Records from a collection:
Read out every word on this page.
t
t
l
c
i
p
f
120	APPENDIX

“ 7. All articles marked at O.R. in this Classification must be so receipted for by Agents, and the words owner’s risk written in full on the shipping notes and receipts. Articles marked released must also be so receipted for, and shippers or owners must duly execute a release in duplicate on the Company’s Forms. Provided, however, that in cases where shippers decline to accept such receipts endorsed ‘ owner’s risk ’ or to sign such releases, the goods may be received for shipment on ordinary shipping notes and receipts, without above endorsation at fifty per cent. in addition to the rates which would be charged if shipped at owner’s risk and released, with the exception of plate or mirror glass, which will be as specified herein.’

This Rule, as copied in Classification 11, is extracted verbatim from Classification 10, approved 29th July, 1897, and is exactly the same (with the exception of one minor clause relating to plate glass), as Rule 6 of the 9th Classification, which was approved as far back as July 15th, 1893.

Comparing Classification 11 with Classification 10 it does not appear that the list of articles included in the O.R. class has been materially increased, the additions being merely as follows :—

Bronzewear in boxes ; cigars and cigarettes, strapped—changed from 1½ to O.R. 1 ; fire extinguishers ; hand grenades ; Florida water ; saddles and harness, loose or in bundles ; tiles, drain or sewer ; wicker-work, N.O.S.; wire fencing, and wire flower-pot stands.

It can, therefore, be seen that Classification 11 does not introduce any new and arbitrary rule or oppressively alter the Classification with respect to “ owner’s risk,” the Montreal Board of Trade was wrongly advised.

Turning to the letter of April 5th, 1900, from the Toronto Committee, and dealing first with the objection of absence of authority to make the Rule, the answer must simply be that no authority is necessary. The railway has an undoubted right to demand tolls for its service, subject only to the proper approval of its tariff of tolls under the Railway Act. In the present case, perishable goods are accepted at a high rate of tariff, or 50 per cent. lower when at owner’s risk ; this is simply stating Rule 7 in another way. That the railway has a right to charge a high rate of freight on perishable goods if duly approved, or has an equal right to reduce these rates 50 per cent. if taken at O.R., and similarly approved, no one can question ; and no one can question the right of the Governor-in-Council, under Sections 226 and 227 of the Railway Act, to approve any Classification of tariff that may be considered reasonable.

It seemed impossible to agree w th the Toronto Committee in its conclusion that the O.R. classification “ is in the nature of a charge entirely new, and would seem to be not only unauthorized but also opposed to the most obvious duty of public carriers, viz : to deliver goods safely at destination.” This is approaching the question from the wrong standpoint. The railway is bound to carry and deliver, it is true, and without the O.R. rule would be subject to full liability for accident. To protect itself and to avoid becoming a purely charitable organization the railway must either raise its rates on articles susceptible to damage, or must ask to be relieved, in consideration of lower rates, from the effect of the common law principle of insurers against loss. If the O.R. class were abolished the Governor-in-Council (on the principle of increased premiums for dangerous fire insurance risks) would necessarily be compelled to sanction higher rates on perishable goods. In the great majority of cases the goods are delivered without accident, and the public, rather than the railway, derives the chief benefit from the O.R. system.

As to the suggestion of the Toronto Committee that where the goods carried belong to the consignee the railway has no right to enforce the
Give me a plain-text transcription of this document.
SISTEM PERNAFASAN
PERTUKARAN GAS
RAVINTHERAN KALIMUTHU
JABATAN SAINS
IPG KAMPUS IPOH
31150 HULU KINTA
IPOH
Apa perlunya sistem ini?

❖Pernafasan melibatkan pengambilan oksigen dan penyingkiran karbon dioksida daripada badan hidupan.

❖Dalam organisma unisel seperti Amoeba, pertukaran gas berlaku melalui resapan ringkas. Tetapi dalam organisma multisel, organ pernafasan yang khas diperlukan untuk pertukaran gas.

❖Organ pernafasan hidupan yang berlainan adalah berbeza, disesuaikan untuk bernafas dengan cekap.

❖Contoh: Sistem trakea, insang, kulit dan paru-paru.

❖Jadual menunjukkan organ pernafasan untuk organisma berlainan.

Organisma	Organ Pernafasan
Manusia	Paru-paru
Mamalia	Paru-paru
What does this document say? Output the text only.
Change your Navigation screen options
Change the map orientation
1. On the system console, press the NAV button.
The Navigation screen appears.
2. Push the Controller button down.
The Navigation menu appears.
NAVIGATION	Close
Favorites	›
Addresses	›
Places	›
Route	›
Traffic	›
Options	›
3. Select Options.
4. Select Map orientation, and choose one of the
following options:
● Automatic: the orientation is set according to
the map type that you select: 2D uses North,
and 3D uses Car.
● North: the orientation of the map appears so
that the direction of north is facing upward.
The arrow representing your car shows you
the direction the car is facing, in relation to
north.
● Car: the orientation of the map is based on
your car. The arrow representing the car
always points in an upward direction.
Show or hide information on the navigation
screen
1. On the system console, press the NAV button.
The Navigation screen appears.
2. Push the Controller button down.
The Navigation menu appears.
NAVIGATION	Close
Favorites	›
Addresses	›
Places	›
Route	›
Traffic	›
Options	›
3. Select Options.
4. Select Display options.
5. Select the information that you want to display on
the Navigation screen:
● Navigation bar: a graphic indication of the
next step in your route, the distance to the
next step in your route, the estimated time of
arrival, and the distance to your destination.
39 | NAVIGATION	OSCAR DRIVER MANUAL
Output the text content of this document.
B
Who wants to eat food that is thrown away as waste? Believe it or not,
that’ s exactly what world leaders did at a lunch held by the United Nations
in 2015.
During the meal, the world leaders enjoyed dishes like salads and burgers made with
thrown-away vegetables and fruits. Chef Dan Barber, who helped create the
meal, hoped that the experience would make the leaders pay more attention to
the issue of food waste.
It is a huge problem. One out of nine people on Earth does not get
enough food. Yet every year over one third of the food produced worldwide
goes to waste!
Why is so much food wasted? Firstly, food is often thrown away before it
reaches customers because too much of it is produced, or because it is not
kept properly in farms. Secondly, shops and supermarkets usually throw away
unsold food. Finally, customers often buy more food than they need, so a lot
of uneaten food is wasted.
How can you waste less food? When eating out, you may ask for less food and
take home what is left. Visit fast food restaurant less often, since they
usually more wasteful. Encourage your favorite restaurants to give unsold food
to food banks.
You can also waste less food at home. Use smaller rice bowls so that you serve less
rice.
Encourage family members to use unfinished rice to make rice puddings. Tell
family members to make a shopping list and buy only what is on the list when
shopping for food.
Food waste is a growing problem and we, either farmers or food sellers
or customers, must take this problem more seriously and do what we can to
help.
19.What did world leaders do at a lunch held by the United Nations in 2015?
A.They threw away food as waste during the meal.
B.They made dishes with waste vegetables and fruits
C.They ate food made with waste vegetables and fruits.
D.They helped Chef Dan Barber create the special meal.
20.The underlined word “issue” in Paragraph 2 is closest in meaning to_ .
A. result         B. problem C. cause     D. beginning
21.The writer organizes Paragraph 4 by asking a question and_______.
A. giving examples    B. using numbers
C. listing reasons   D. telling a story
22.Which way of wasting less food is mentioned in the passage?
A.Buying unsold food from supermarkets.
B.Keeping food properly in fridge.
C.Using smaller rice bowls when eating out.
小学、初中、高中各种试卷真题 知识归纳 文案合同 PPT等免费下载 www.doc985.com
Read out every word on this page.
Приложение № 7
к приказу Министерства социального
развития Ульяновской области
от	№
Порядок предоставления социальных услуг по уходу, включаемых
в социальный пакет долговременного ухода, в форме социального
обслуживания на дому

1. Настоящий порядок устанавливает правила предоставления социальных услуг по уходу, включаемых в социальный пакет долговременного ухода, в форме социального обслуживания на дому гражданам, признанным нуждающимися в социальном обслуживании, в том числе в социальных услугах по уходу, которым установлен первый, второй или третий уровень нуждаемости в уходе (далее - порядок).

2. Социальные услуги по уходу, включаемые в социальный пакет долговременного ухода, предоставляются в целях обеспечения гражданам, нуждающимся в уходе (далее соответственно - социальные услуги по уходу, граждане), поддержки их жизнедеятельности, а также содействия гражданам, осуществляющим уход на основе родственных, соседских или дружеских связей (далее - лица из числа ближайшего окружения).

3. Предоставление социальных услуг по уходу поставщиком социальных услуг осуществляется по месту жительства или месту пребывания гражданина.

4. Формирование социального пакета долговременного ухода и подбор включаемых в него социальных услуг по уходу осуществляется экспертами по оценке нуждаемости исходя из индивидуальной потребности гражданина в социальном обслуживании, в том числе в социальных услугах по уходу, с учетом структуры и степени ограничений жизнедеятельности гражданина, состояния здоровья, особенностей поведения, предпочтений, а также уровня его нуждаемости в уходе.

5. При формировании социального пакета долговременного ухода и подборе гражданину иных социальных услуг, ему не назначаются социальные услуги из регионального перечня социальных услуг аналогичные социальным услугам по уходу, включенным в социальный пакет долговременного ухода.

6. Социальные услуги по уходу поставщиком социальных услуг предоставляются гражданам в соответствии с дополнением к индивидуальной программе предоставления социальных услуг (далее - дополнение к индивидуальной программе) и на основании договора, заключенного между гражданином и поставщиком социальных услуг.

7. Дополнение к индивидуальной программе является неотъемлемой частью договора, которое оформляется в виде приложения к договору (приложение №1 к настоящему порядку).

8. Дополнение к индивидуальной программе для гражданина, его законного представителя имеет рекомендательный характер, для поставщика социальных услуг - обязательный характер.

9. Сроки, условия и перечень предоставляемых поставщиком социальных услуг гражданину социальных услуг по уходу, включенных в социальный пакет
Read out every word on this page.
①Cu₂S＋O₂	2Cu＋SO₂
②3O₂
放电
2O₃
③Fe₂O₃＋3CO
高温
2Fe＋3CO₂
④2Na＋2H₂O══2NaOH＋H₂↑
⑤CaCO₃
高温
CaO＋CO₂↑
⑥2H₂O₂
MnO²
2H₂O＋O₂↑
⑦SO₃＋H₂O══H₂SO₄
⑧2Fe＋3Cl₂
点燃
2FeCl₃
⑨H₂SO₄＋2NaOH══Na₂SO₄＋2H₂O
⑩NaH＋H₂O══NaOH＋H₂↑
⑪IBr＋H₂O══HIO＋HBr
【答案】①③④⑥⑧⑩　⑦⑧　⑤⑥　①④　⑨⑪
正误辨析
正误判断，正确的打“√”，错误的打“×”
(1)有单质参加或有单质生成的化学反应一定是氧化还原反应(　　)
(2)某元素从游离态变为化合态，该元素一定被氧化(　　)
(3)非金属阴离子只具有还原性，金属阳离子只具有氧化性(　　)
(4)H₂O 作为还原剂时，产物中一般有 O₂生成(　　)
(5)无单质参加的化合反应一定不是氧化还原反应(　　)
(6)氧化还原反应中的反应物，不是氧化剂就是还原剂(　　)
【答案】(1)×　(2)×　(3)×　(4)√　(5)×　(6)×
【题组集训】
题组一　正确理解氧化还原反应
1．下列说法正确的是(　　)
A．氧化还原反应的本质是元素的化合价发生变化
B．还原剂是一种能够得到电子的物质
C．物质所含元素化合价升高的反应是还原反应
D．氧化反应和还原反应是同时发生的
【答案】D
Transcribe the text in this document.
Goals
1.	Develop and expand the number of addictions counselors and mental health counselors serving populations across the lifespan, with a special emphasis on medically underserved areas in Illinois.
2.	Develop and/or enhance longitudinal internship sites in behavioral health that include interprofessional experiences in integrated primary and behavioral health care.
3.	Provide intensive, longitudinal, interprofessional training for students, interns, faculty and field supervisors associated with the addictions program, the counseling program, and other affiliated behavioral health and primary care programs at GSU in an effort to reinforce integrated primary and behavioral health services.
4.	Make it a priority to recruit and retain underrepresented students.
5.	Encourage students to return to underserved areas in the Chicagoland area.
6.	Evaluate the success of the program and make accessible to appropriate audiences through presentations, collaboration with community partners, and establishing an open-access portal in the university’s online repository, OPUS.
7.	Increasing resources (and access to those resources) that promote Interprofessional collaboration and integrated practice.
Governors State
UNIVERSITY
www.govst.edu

* [What to do] Locate and copy each line in the data above that includes the word "areas".

* [Exercise output]
1.	Develop and expand the number of addictions counselors and mental health counselors serving populations across the lifespan, with a special emphasis on medically underserved areas in Illinois.
5.	Encourage students to return to underserved areas in the Chicagoland area.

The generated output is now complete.